▶ **WRITTEN PROBLEM**:
Search the listing for "page" and copy every line where it appears.

▶ **EXTRACTED MATERIAL**:
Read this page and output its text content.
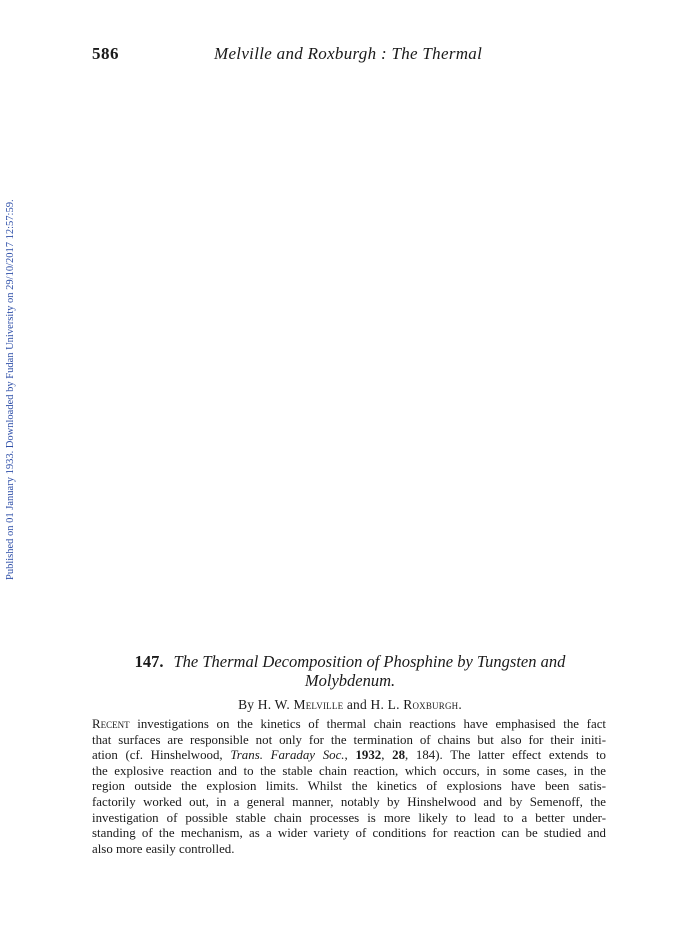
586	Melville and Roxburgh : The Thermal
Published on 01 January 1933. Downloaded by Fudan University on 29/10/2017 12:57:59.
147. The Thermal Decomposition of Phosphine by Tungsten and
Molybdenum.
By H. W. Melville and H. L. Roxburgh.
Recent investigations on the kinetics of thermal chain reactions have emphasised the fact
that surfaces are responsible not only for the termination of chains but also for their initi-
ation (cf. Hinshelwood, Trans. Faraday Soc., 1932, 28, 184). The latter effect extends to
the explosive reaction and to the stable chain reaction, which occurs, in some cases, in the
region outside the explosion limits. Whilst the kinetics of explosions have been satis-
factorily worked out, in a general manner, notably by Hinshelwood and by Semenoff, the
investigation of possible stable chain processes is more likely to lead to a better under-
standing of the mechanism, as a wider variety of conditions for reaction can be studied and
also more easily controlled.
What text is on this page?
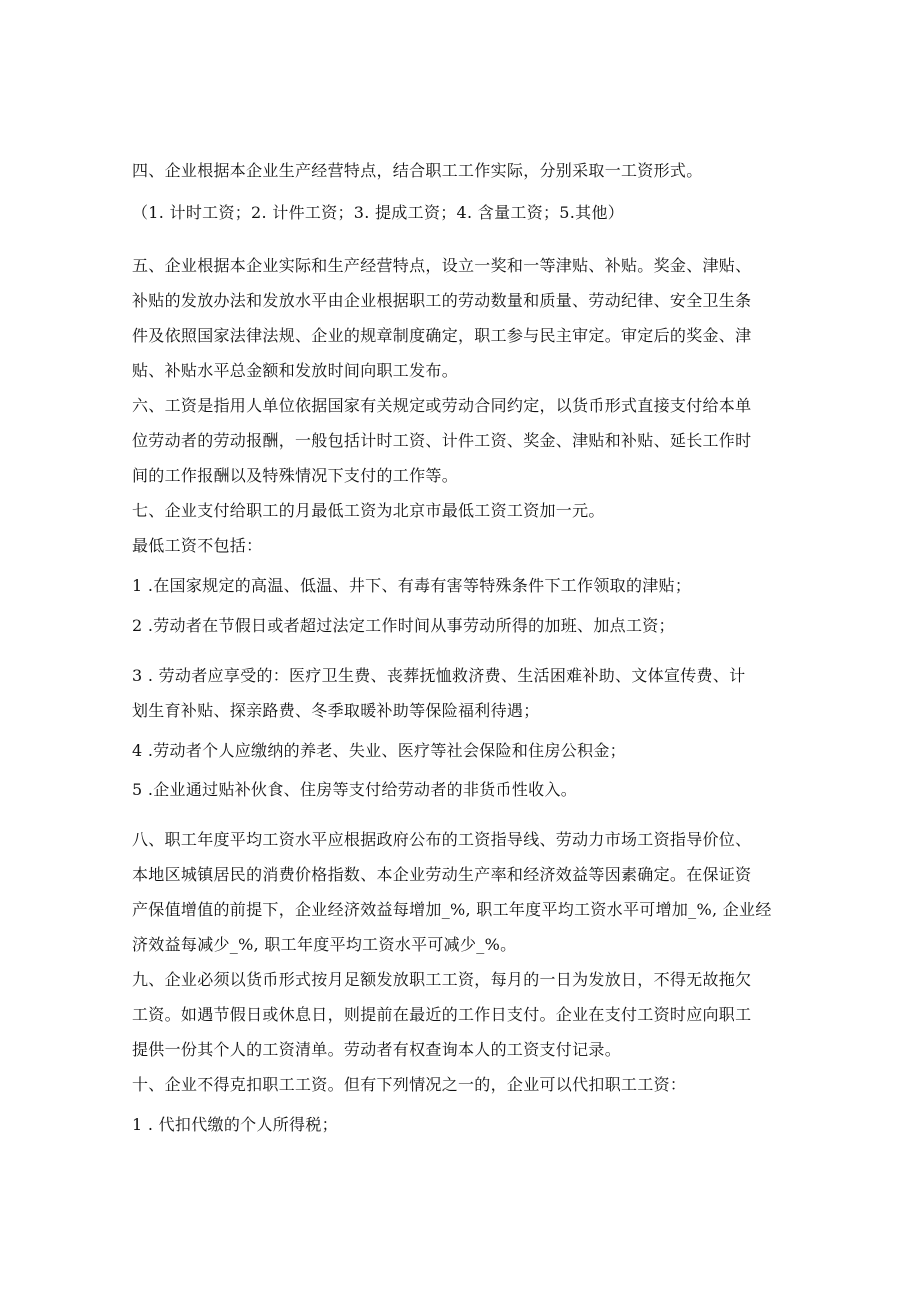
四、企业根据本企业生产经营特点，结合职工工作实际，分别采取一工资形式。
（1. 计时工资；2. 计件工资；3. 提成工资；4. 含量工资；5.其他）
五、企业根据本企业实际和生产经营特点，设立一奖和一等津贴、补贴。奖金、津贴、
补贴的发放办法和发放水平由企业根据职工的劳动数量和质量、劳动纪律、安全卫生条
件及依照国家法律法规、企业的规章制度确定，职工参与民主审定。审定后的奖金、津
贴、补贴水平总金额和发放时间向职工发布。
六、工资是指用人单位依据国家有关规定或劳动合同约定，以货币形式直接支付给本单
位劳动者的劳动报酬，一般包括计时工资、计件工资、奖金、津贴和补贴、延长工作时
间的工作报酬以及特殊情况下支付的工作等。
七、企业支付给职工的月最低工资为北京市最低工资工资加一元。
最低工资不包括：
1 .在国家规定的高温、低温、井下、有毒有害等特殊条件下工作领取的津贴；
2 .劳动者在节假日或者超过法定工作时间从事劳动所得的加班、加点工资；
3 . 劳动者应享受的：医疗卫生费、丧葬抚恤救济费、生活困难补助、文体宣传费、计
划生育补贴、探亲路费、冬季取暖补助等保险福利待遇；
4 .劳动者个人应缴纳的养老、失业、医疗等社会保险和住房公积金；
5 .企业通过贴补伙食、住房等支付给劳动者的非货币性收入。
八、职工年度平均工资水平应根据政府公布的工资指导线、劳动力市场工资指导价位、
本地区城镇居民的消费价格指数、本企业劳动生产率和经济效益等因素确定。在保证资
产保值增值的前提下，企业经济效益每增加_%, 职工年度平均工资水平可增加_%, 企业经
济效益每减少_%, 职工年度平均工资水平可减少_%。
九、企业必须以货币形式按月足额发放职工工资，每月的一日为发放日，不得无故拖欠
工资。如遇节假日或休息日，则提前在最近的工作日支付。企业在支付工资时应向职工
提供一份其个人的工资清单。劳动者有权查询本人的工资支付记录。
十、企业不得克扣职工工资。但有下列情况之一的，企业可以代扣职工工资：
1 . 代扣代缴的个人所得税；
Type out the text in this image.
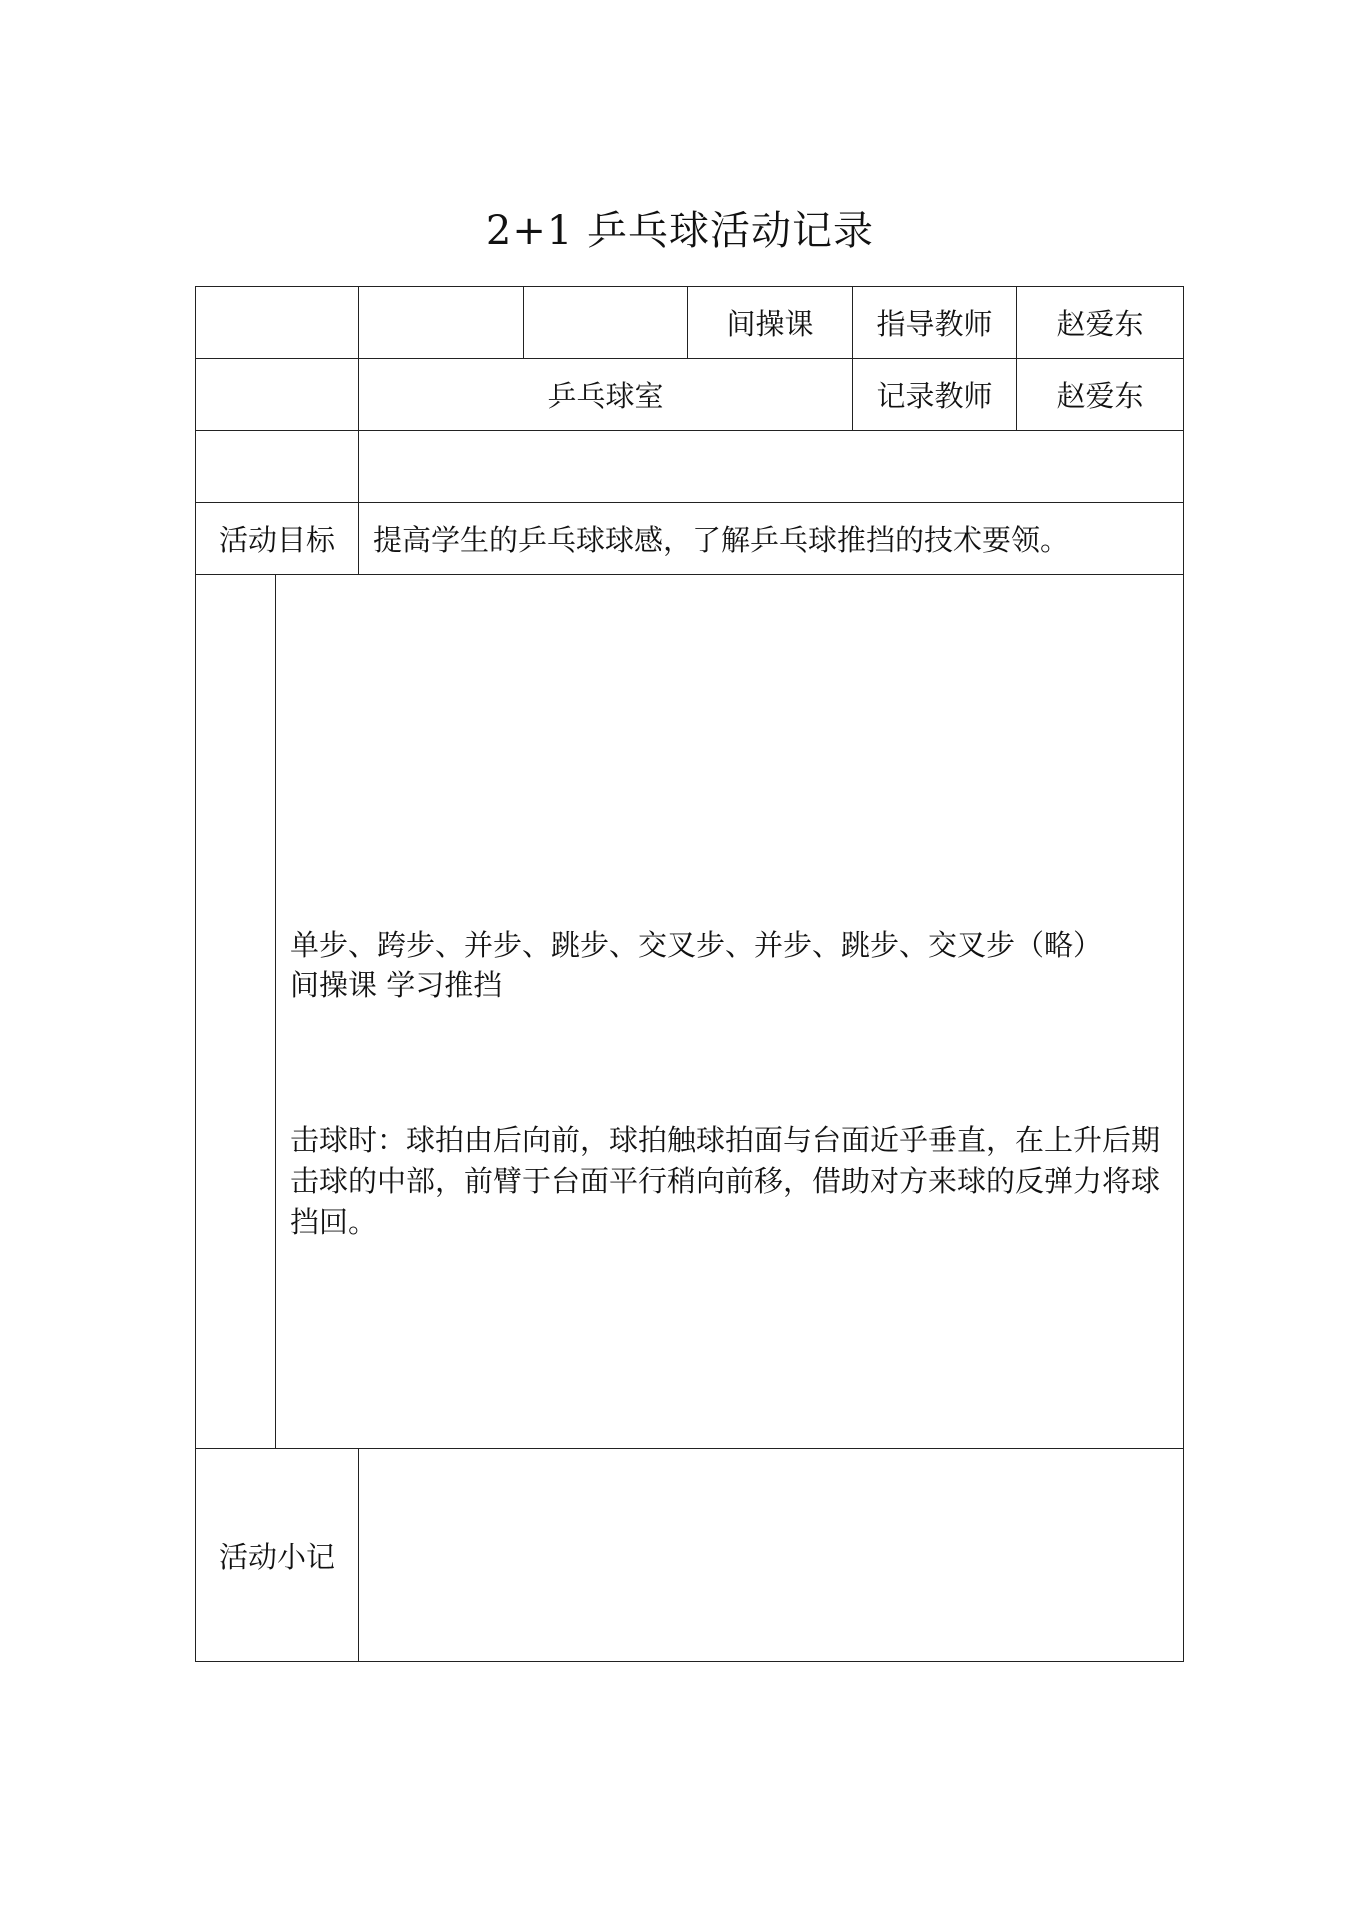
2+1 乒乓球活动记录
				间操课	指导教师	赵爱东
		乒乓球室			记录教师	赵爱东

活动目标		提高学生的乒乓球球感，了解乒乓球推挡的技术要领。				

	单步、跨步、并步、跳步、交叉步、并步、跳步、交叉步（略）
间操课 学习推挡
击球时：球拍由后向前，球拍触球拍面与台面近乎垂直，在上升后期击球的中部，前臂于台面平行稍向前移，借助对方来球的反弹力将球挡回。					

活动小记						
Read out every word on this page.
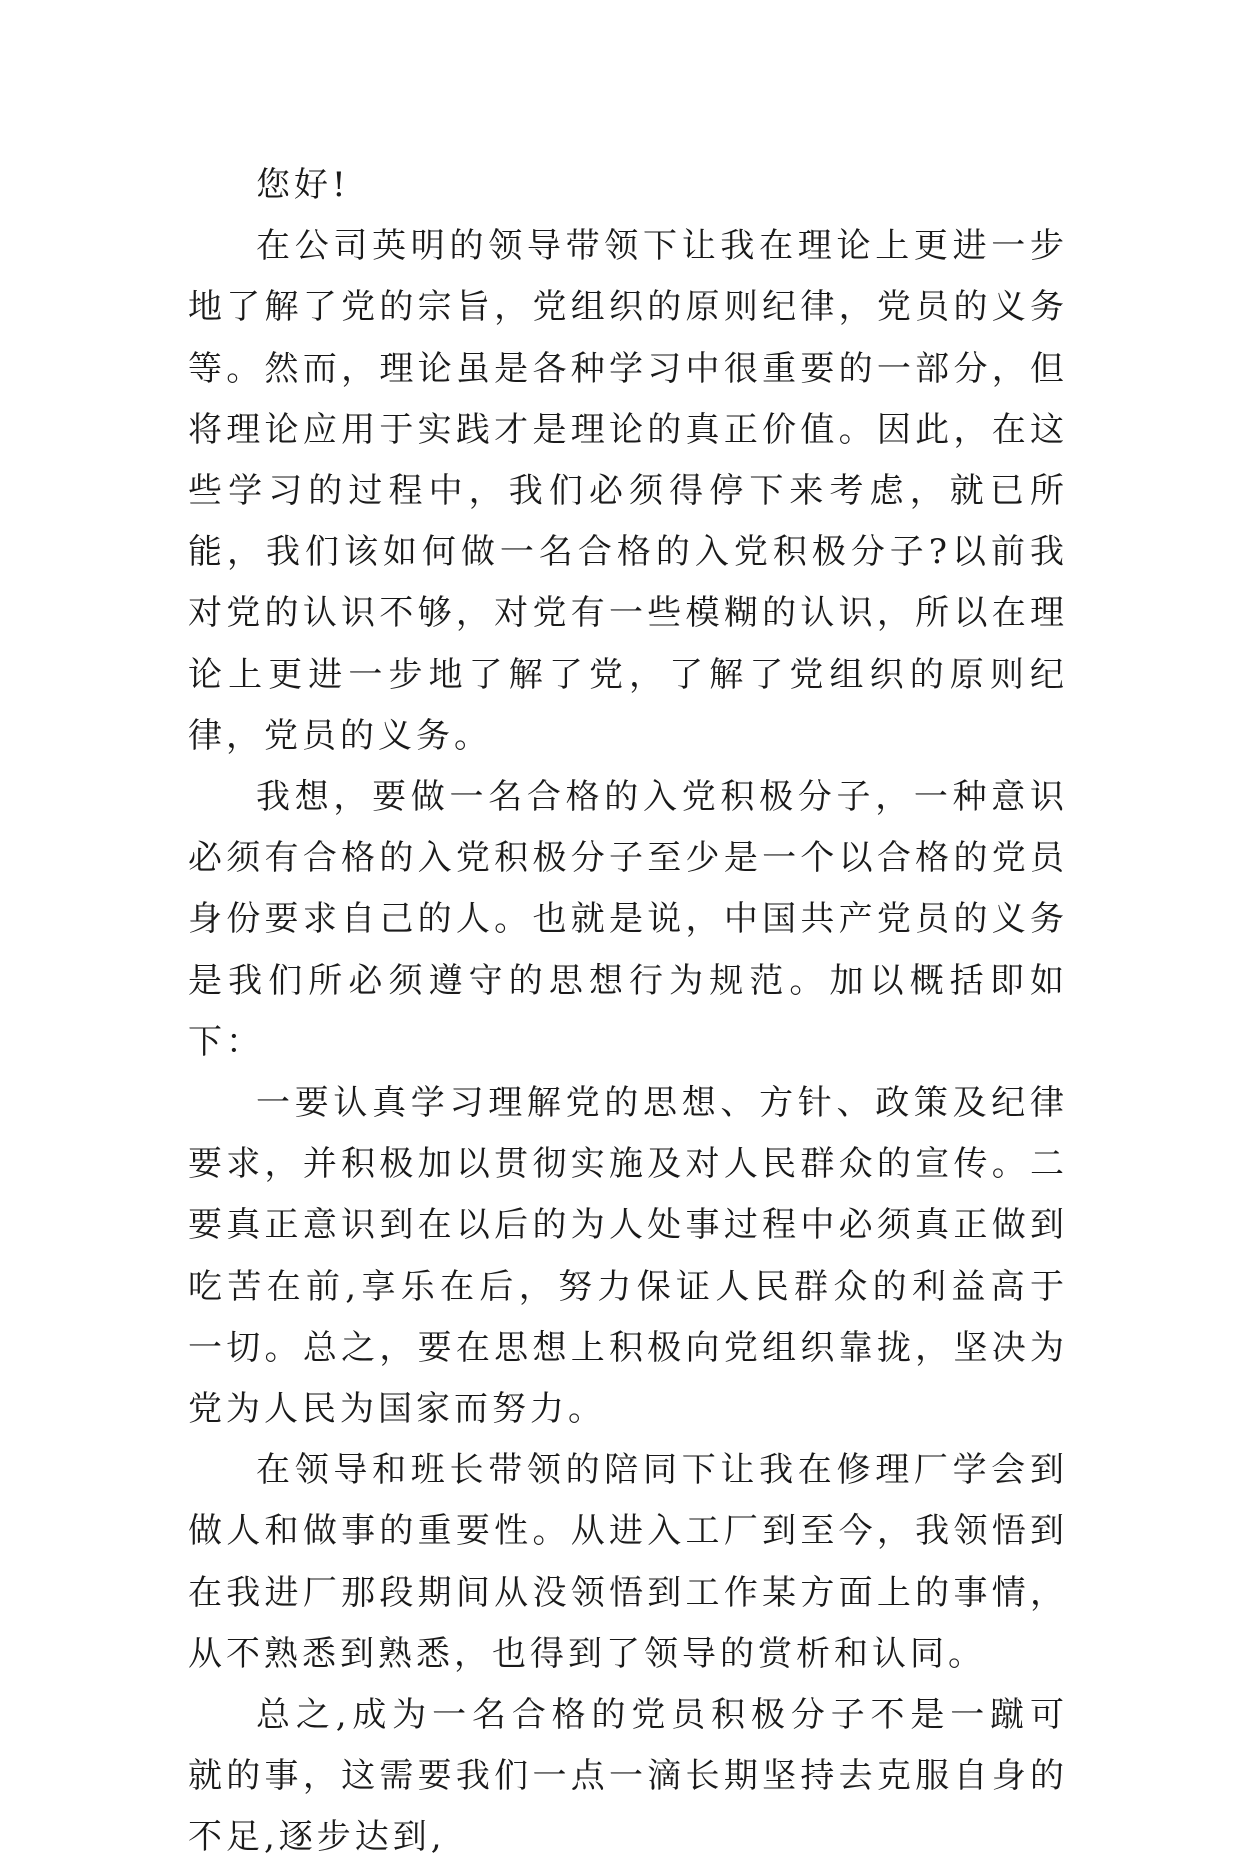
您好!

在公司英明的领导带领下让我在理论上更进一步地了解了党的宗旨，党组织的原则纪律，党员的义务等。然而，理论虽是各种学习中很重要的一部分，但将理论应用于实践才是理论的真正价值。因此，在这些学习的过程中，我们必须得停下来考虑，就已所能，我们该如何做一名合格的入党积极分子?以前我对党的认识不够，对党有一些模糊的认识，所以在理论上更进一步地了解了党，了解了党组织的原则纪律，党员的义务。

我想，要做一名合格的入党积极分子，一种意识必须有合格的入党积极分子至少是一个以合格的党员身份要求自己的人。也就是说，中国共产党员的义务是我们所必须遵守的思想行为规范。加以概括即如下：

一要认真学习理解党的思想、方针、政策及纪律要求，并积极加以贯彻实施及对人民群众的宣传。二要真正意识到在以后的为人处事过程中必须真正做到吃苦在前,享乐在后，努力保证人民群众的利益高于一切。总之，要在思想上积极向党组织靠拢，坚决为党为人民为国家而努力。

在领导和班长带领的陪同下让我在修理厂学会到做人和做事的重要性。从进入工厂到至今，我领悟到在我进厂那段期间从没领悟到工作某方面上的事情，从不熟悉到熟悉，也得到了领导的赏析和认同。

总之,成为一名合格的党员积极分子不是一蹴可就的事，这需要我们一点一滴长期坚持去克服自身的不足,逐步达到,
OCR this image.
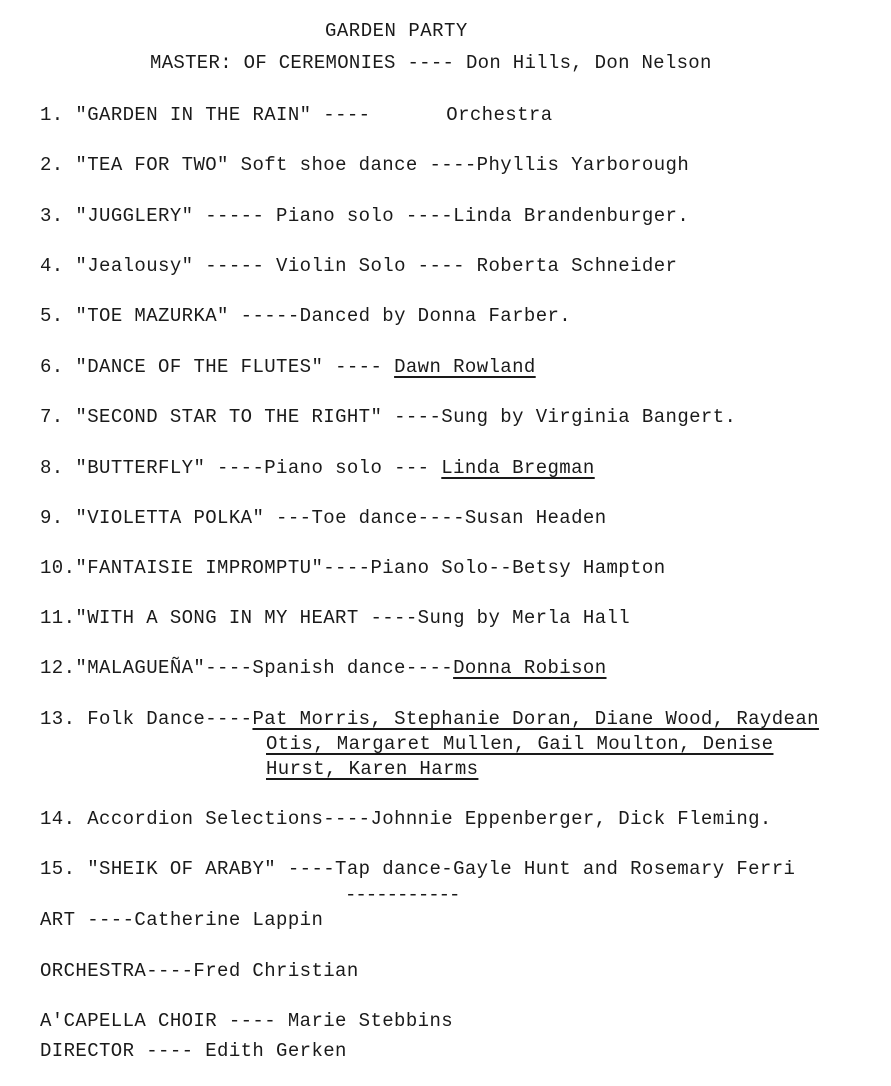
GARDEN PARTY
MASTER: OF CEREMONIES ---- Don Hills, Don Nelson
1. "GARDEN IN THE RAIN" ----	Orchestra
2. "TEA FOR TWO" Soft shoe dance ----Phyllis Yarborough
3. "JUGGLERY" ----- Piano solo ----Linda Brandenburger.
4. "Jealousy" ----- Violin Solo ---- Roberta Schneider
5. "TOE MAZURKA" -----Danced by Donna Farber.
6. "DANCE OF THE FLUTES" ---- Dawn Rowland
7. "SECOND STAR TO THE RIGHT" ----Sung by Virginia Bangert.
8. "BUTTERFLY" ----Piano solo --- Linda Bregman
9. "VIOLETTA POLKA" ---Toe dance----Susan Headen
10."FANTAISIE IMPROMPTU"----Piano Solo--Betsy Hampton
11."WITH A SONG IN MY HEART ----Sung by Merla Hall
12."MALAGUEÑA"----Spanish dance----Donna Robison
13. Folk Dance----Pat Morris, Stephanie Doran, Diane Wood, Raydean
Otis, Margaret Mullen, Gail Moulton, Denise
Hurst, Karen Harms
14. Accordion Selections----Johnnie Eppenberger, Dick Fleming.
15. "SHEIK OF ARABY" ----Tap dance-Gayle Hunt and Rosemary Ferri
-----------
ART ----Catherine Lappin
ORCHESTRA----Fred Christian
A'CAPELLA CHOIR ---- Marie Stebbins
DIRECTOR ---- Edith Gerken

▶ **RESULT**:
Read this page and output its text content.
What text is on this page?
Read out every word on this page.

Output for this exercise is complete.